#### EXERCISE:
Reproduce the listing word for word, leaving every picture behind.

Saved entries

####################

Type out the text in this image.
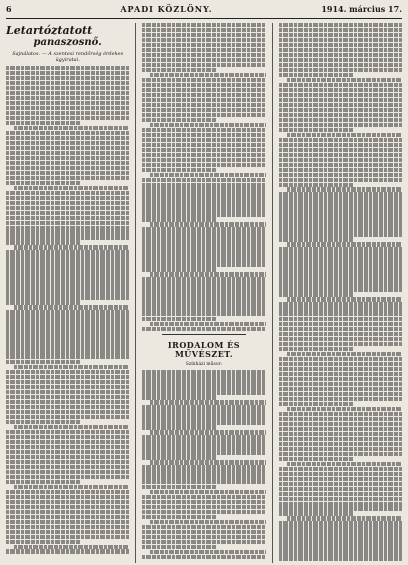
6	APADI KÖZLÖNY.	1914. március 17.
Letartóztatott
panaszosnő.
Sajnálatos. — A szentesi rendőrség érdekes ügyiratai.
IRODALOM ÉS MŰVÉSZET.
Színházi műsor:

####################

#### OUTPUT OF THE TASK:
Type out the text in this image.
6	APADI KÖZLÖNY.	1914. március 17.
Letartóztatott
panaszosnő.
Sajnálatos. — A szentesi rendőrség érdekes ügyiratai.
IRODALOM ÉS MŰVÉSZET.
Színházi műsor:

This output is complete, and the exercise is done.